**What the exercise asks**: Beneath this sentence is a set of records; write each of them out exactly.

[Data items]
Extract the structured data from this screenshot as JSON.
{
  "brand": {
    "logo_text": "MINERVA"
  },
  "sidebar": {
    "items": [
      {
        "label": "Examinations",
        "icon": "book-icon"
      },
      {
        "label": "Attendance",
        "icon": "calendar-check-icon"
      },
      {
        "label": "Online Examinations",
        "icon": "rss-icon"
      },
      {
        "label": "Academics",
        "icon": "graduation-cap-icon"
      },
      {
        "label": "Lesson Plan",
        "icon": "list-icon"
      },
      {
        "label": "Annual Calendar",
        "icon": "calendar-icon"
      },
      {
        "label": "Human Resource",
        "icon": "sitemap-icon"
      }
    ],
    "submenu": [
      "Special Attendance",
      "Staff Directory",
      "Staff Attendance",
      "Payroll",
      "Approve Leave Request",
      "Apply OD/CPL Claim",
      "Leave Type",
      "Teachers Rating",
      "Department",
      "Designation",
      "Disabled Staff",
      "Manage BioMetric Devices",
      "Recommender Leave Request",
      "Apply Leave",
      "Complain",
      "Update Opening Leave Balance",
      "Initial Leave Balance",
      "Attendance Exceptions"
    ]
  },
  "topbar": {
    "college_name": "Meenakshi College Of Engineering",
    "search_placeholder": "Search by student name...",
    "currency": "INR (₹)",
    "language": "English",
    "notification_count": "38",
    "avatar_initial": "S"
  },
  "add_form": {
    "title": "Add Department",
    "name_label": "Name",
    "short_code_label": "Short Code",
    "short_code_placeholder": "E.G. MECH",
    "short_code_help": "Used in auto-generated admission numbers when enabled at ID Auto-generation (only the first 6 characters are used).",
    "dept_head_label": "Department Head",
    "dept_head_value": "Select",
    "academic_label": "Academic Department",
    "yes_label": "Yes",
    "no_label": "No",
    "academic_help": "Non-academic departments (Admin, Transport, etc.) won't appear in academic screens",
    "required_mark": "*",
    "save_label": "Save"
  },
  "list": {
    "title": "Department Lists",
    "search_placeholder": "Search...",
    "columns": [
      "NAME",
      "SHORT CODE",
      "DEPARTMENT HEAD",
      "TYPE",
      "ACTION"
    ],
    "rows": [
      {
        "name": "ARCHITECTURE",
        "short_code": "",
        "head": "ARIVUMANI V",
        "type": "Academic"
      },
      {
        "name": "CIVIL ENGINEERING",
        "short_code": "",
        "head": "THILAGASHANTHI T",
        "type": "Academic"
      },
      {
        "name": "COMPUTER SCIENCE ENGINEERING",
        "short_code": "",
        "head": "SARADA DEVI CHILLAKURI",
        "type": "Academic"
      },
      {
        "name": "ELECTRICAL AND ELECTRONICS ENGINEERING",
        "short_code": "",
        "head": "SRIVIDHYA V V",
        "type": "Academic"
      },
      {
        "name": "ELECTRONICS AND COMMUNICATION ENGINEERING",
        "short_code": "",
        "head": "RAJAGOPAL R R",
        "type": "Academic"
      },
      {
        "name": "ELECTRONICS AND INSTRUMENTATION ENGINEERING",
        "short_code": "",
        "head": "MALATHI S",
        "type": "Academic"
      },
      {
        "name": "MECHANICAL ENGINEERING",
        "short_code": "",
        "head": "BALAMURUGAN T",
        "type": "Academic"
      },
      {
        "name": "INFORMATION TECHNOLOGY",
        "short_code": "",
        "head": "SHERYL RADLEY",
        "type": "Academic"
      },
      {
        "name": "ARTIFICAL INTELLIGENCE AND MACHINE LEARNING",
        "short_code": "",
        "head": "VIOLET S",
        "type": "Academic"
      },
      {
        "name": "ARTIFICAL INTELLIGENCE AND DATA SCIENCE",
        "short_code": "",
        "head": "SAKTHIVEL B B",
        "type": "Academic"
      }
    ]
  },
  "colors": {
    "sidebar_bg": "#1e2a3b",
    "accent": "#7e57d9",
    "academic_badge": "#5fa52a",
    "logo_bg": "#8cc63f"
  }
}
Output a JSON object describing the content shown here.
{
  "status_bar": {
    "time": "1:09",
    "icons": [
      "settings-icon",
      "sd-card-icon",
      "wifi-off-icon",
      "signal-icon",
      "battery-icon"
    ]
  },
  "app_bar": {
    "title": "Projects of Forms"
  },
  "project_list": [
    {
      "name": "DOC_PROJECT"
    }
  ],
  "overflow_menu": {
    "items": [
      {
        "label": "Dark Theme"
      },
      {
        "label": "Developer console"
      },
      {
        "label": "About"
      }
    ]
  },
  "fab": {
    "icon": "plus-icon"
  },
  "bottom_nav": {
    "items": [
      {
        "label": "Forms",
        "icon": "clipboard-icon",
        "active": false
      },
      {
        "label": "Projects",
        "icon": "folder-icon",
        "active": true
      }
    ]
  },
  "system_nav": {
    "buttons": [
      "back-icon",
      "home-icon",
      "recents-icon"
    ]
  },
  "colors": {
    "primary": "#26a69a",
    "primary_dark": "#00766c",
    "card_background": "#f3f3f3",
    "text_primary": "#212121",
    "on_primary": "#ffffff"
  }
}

**Response**:
Extract the structured data from this screenshot as JSON.
{
  "brand": {
    "logo_text": "MINERVA"
  },
  "sidebar": {
    "items": [
      {
        "label": "Examinations",
        "icon": "book-icon"
      },
      {
        "label": "Attendance",
        "icon": "calendar-check-icon"
      },
      {
        "label": "Online Examinations",
        "icon": "rss-icon"
      },
      {
        "label": "Academics",
        "icon": "graduation-cap-icon"
      },
      {
        "label": "Lesson Plan",
        "icon": "list-icon"
      },
      {
        "label": "Annual Calendar",
        "icon": "calendar-icon"
      },
      {
        "label": "Human Resource",
        "icon": "sitemap-icon"
      }
    ],
    "submenu": [
      "Special Attendance",
      "Staff Directory",
      "Staff Attendance",
      "Payroll",
      "Approve Leave Request",
      "Apply OD/CPL Claim",
      "Leave Type",
      "Teachers Rating",
      "Department",
      "Designation",
      "Disabled Staff",
      "Manage BioMetric Devices",
      "Recommender Leave Request",
      "Apply Leave",
      "Complain",
      "Update Opening Leave Balance",
      "Initial Leave Balance",
      "Attendance Exceptions"
    ]
  },
  "topbar": {
    "college_name": "Meenakshi College Of Engineering",
    "search_placeholder": "Search by student name...",
    "currency": "INR (₹)",
    "language": "English",
    "notification_count": "38",
    "avatar_initial": "S"
  },
  "add_form": {
    "title": "Add Department",
    "name_label": "Name",
    "short_code_label": "Short Code",
    "short_code_placeholder": "E.G. MECH",
    "short_code_help": "Used in auto-generated admission numbers when enabled at ID Auto-generation (only the first 6 characters are used).",
    "dept_head_label": "Department Head",
    "dept_head_value": "Select",
    "academic_label": "Academic Department",
    "yes_label": "Yes",
    "no_label": "No",
    "academic_help": "Non-academic departments (Admin, Transport, etc.) won't appear in academic screens",
    "required_mark": "*",
    "save_label": "Save"
  },
  "list": {
    "title": "Department Lists",
    "search_placeholder": "Search...",
    "columns": [
      "NAME",
      "SHORT CODE",
      "DEPARTMENT HEAD",
      "TYPE",
      "ACTION"
    ],
    "rows": [
      {
        "name": "ARCHITECTURE",
        "short_code": "",
        "head": "ARIVUMANI V",
        "type": "Academic"
      },
      {
        "name": "CIVIL ENGINEERING",
        "short_code": "",
        "head": "THILAGASHANTHI T",
        "type": "Academic"
      },
      {
        "name": "COMPUTER SCIENCE ENGINEERING",
        "short_code": "",
        "head": "SARADA DEVI CHILLAKURI",
        "type": "Academic"
      },
      {
        "name": "ELECTRICAL AND ELECTRONICS ENGINEERING",
        "short_code": "",
        "head": "SRIVIDHYA V V",
        "type": "Academic"
      },
      {
        "name": "ELECTRONICS AND COMMUNICATION ENGINEERING",
        "short_code": "",
        "head": "RAJAGOPAL R R",
        "type": "Academic"
      },
      {
        "name": "ELECTRONICS AND INSTRUMENTATION ENGINEERING",
        "short_code": "",
        "head": "MALATHI S",
        "type": "Academic"
      },
      {
        "name": "MECHANICAL ENGINEERING",
        "short_code": "",
        "head": "BALAMURUGAN T",
        "type": "Academic"
      },
      {
        "name": "INFORMATION TECHNOLOGY",
        "short_code": "",
        "head": "SHERYL RADLEY",
        "type": "Academic"
      },
      {
        "name": "ARTIFICAL INTELLIGENCE AND MACHINE LEARNING",
        "short_code": "",
        "head": "VIOLET S",
        "type": "Academic"
      },
      {
        "name": "ARTIFICAL INTELLIGENCE AND DATA SCIENCE",
        "short_code": "",
        "head": "SAKTHIVEL B B",
        "type": "Academic"
      }
    ]
  },
  "colors": {
    "sidebar_bg": "#1e2a3b",
    "accent": "#7e57d9",
    "academic_badge": "#5fa52a",
    "logo_bg": "#8cc63f"
  }
}
Output a JSON object describing the content shown here.
{
  "status_bar": {
    "time": "1:09",
    "icons": [
      "settings-icon",
      "sd-card-icon",
      "wifi-off-icon",
      "signal-icon",
      "battery-icon"
    ]
  },
  "app_bar": {
    "title": "Projects of Forms"
  },
  "project_list": [
    {
      "name": "DOC_PROJECT"
    }
  ],
  "overflow_menu": {
    "items": [
      {
        "label": "Dark Theme"
      },
      {
        "label": "Developer console"
      },
      {
        "label": "About"
      }
    ]
  },
  "fab": {
    "icon": "plus-icon"
  },
  "bottom_nav": {
    "items": [
      {
        "label": "Forms",
        "icon": "clipboard-icon",
        "active": false
      },
      {
        "label": "Projects",
        "icon": "folder-icon",
        "active": true
      }
    ]
  },
  "system_nav": {
    "buttons": [
      "back-icon",
      "home-icon",
      "recents-icon"
    ]
  },
  "colors": {
    "primary": "#26a69a",
    "primary_dark": "#00766c",
    "card_background": "#f3f3f3",
    "text_primary": "#212121",
    "on_primary": "#ffffff"
  }
}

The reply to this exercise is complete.